BEGIN Dataset extract
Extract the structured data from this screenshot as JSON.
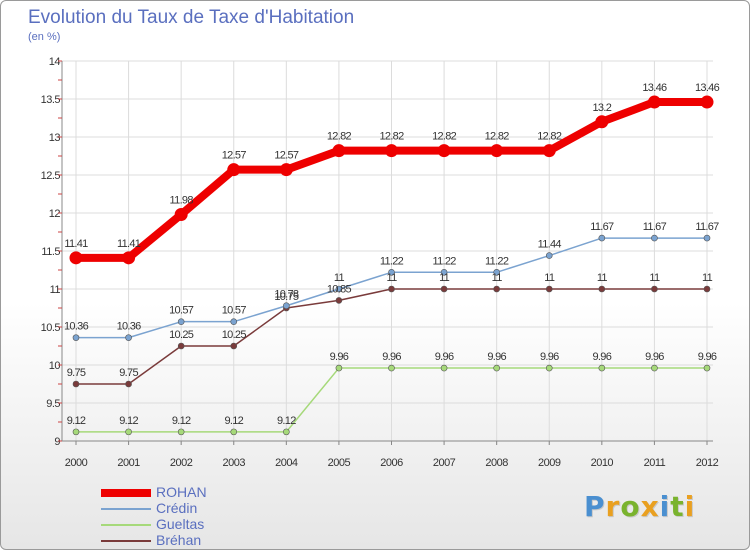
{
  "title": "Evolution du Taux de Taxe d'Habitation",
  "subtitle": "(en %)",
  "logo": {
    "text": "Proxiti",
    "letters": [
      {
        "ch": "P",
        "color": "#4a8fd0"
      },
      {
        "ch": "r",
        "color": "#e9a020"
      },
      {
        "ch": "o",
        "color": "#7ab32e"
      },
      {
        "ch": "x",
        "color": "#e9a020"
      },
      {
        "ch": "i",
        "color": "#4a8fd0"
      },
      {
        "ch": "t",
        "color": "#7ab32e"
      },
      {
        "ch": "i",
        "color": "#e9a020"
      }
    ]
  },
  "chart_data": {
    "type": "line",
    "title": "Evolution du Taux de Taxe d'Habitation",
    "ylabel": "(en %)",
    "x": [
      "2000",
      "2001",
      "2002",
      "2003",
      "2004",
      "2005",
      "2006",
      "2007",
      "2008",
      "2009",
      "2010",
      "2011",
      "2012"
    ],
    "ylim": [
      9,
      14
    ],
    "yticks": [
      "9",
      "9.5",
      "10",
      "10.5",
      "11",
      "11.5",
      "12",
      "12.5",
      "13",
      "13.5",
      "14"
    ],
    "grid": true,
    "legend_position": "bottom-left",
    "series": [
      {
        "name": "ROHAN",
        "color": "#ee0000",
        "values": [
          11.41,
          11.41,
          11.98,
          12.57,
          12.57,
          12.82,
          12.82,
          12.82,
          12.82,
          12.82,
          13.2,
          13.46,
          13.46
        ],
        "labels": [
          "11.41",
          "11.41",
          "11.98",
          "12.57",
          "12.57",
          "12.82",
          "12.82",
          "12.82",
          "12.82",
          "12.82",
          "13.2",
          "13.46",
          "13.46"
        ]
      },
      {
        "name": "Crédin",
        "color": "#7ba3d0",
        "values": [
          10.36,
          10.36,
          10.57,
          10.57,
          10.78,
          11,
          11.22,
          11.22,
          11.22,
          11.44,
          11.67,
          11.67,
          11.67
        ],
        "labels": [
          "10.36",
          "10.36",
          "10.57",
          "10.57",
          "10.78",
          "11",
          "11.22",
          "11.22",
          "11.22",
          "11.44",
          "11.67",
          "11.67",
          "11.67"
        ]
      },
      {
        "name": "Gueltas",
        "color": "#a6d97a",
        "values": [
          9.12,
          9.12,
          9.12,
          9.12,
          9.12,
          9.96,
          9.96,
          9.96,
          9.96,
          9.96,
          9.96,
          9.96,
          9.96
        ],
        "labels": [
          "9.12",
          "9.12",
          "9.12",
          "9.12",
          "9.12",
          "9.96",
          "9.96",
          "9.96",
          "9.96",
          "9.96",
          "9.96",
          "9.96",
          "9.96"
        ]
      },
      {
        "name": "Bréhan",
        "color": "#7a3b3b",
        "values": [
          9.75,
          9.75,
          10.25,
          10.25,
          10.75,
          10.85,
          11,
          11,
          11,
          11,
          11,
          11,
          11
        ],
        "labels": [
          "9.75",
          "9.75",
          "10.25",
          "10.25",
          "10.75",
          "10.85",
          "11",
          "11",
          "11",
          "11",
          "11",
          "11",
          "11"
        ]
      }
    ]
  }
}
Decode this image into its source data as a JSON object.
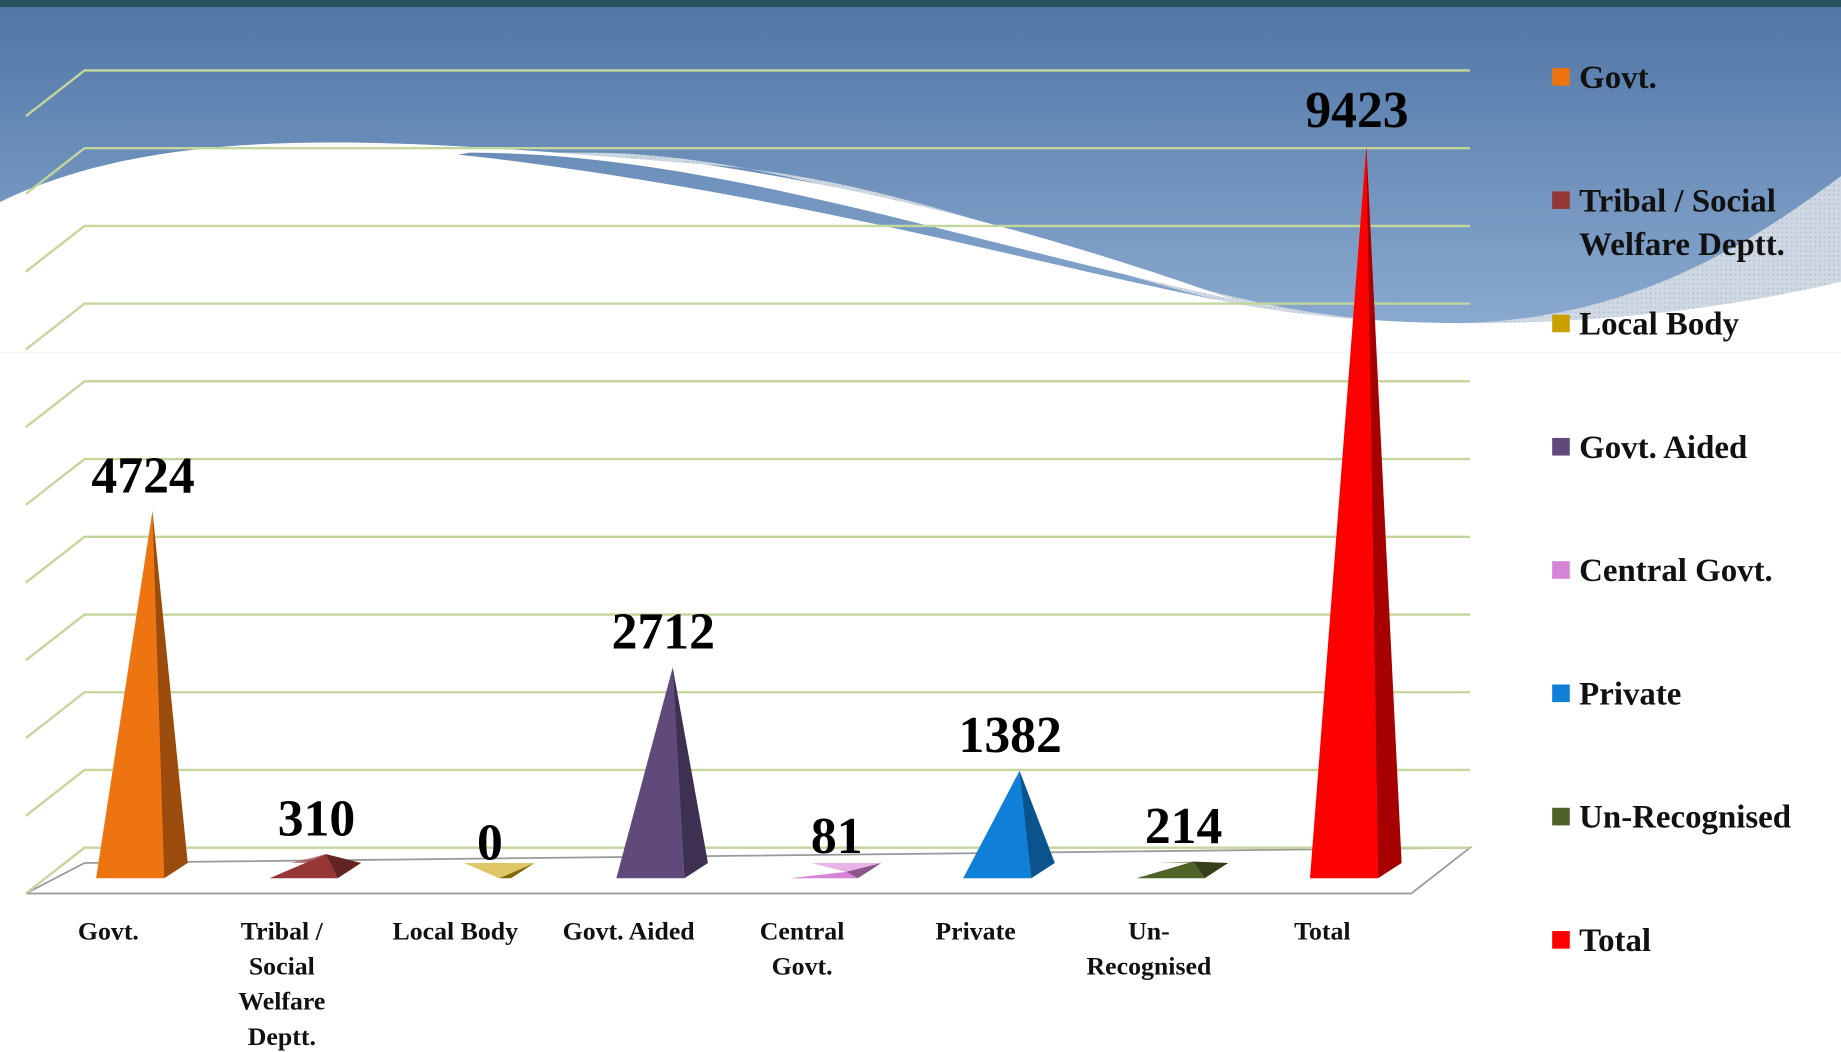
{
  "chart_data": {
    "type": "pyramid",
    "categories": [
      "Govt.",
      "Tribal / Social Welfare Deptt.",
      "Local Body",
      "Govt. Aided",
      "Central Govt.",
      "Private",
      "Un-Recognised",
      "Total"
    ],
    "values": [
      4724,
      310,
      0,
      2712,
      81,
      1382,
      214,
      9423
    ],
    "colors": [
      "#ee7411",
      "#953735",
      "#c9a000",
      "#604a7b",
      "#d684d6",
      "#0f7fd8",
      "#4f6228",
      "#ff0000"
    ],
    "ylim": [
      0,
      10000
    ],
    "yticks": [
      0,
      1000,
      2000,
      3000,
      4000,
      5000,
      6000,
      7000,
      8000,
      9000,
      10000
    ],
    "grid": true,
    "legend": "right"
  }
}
END Dataset extract
Brief:
Restate the entire listing word for word, excluding pictures.

The reply:
Extract the structured data from this screenshot as JSON.
{
  "title": "Evolution du Taux de Taxe d'Habitation",
  "subtitle": "(en %)",
  "logo": {
    "text": "Proxiti",
    "letters": [
      {
        "ch": "P",
        "color": "#4a8fd0"
      },
      {
        "ch": "r",
        "color": "#e9a020"
      },
      {
        "ch": "o",
        "color": "#7ab32e"
      },
      {
        "ch": "x",
        "color": "#e9a020"
      },
      {
        "ch": "i",
        "color": "#4a8fd0"
      },
      {
        "ch": "t",
        "color": "#7ab32e"
      },
      {
        "ch": "i",
        "color": "#e9a020"
      }
    ]
  },
  "chart_data": {
    "type": "line",
    "title": "Evolution du Taux de Taxe d'Habitation",
    "ylabel": "(en %)",
    "x": [
      "2000",
      "2001",
      "2002",
      "2003",
      "2004",
      "2005",
      "2006",
      "2007",
      "2008",
      "2009",
      "2010",
      "2011",
      "2012"
    ],
    "ylim": [
      9,
      14
    ],
    "yticks": [
      "9",
      "9.5",
      "10",
      "10.5",
      "11",
      "11.5",
      "12",
      "12.5",
      "13",
      "13.5",
      "14"
    ],
    "grid": true,
    "legend_position": "bottom-left",
    "series": [
      {
        "name": "ROHAN",
        "color": "#ee0000",
        "values": [
          11.41,
          11.41,
          11.98,
          12.57,
          12.57,
          12.82,
          12.82,
          12.82,
          12.82,
          12.82,
          13.2,
          13.46,
          13.46
        ],
        "labels": [
          "11.41",
          "11.41",
          "11.98",
          "12.57",
          "12.57",
          "12.82",
          "12.82",
          "12.82",
          "12.82",
          "12.82",
          "13.2",
          "13.46",
          "13.46"
        ]
      },
      {
        "name": "Crédin",
        "color": "#7ba3d0",
        "values": [
          10.36,
          10.36,
          10.57,
          10.57,
          10.78,
          11,
          11.22,
          11.22,
          11.22,
          11.44,
          11.67,
          11.67,
          11.67
        ],
        "labels": [
          "10.36",
          "10.36",
          "10.57",
          "10.57",
          "10.78",
          "11",
          "11.22",
          "11.22",
          "11.22",
          "11.44",
          "11.67",
          "11.67",
          "11.67"
        ]
      },
      {
        "name": "Gueltas",
        "color": "#a6d97a",
        "values": [
          9.12,
          9.12,
          9.12,
          9.12,
          9.12,
          9.96,
          9.96,
          9.96,
          9.96,
          9.96,
          9.96,
          9.96,
          9.96
        ],
        "labels": [
          "9.12",
          "9.12",
          "9.12",
          "9.12",
          "9.12",
          "9.96",
          "9.96",
          "9.96",
          "9.96",
          "9.96",
          "9.96",
          "9.96",
          "9.96"
        ]
      },
      {
        "name": "Bréhan",
        "color": "#7a3b3b",
        "values": [
          9.75,
          9.75,
          10.25,
          10.25,
          10.75,
          10.85,
          11,
          11,
          11,
          11,
          11,
          11,
          11
        ],
        "labels": [
          "9.75",
          "9.75",
          "10.25",
          "10.25",
          "10.75",
          "10.85",
          "11",
          "11",
          "11",
          "11",
          "11",
          "11",
          "11"
        ]
      }
    ]
  }
}
Decode this image into its source data as a JSON object.
{
  "chart_data": {
    "type": "pyramid",
    "categories": [
      "Govt.",
      "Tribal / Social Welfare Deptt.",
      "Local Body",
      "Govt. Aided",
      "Central Govt.",
      "Private",
      "Un-Recognised",
      "Total"
    ],
    "values": [
      4724,
      310,
      0,
      2712,
      81,
      1382,
      214,
      9423
    ],
    "colors": [
      "#ee7411",
      "#953735",
      "#c9a000",
      "#604a7b",
      "#d684d6",
      "#0f7fd8",
      "#4f6228",
      "#ff0000"
    ],
    "ylim": [
      0,
      10000
    ],
    "yticks": [
      0,
      1000,
      2000,
      3000,
      4000,
      5000,
      6000,
      7000,
      8000,
      9000,
      10000
    ],
    "grid": true,
    "legend": "right"
  }
}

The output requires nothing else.